__Given request__. Find every line in the records below that holds the word "triangle", and copy each one.

:: Records for this exercise ::

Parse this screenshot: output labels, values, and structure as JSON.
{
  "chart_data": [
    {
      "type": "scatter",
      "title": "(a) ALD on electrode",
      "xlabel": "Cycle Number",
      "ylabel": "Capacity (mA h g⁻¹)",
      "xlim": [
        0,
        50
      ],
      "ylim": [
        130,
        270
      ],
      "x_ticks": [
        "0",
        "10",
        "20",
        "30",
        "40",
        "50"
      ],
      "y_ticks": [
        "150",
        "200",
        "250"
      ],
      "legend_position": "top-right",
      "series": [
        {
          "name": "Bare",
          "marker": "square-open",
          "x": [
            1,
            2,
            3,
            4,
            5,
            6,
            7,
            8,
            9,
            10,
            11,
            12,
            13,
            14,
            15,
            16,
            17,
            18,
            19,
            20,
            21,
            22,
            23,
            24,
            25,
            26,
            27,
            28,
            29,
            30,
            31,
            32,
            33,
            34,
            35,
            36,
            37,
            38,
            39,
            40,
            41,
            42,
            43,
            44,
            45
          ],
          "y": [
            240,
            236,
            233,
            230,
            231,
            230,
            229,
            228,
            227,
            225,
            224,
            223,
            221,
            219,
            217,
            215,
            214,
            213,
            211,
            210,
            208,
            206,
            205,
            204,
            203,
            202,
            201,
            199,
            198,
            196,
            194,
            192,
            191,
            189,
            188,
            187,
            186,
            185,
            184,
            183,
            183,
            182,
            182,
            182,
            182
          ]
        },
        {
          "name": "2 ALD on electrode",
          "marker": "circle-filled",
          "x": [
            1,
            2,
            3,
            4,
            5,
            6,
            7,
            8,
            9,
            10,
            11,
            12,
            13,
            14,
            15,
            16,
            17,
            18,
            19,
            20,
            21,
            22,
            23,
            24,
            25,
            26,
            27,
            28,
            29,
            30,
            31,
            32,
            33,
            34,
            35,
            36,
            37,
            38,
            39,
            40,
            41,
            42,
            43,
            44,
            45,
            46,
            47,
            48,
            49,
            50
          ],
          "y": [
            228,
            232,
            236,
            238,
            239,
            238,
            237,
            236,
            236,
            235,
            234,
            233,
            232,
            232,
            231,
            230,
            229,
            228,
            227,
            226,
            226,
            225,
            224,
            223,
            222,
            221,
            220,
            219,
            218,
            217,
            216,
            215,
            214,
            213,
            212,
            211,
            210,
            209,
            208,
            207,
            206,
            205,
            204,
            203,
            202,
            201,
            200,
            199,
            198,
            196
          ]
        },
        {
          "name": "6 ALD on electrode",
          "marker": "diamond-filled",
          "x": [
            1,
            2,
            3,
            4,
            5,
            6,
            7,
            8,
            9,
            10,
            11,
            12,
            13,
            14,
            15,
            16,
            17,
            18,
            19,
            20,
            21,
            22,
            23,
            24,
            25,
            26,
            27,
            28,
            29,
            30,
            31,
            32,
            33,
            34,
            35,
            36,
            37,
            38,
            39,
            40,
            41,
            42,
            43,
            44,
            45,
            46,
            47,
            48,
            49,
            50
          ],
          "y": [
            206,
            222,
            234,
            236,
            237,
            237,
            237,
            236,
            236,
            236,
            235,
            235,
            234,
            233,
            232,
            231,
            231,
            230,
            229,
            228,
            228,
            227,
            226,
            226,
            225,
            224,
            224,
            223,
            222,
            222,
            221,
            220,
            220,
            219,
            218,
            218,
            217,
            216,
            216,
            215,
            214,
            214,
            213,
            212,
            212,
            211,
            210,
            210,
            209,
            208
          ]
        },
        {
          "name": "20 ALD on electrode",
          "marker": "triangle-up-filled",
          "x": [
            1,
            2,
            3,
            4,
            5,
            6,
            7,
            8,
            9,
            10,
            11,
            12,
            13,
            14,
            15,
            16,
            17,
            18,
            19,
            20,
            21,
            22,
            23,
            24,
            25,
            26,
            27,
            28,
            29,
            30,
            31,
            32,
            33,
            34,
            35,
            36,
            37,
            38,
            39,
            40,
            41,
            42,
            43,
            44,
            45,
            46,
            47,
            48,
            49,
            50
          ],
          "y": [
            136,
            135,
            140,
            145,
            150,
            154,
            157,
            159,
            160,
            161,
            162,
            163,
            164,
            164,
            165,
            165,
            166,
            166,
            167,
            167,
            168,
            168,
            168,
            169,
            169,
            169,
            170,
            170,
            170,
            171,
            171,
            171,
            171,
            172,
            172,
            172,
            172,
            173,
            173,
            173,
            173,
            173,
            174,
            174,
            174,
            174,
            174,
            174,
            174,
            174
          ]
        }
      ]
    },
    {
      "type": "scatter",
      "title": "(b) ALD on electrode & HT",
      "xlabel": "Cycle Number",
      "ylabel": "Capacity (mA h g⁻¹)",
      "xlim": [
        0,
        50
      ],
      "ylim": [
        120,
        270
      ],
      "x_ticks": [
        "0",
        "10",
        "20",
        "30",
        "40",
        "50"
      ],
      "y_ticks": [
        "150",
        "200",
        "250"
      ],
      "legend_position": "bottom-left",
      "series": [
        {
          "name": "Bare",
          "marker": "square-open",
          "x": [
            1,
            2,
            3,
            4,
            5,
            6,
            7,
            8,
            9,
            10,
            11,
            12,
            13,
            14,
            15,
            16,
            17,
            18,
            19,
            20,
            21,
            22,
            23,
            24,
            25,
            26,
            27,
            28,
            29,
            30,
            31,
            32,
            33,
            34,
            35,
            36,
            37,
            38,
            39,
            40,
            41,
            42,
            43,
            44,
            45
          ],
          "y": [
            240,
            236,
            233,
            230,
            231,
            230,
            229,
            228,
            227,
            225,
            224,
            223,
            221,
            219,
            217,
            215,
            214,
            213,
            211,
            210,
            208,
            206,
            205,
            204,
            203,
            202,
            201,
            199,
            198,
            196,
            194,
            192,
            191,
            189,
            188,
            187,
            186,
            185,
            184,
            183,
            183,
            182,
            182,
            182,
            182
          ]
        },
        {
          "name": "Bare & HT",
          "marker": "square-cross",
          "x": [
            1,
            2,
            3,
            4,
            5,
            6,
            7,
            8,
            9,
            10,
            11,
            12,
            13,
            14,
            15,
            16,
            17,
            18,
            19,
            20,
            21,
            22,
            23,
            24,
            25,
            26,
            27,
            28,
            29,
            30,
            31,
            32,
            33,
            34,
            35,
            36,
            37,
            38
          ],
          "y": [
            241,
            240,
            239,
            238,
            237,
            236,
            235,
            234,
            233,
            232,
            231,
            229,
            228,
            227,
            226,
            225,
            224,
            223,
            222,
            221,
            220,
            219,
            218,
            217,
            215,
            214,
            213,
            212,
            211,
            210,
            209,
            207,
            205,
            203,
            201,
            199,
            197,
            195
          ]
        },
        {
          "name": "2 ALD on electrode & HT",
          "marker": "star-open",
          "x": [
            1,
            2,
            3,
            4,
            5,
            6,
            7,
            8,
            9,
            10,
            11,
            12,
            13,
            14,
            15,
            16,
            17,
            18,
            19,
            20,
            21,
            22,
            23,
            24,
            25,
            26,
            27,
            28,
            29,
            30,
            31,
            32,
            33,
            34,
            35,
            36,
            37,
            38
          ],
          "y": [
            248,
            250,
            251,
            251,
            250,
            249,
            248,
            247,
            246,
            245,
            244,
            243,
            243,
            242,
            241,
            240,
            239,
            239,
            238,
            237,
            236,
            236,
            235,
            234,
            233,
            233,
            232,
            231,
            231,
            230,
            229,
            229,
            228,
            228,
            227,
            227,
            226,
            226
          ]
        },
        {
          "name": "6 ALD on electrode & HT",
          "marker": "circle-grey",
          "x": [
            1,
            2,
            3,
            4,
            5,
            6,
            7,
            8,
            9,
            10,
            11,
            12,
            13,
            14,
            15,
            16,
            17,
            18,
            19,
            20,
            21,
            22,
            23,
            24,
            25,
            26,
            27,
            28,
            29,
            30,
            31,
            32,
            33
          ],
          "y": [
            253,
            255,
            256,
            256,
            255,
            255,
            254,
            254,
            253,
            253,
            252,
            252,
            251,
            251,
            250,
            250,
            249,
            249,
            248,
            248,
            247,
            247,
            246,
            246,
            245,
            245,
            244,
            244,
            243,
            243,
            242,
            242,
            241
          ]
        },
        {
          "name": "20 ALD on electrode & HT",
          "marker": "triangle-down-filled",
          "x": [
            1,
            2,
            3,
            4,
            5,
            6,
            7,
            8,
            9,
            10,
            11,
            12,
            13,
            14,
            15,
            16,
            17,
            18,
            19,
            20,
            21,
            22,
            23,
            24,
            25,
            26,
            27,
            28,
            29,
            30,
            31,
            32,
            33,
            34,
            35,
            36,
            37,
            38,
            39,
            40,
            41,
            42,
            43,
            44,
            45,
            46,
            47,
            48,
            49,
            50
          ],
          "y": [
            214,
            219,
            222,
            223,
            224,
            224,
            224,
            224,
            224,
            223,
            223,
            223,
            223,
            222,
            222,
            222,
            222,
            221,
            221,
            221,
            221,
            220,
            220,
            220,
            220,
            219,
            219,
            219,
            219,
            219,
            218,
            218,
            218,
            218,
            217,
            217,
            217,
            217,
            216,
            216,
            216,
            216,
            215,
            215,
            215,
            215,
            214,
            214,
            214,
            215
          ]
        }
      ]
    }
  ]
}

:::

__Expected output__.
          "marker": "triangle-up-filled",
          "marker": "triangle-down-filled",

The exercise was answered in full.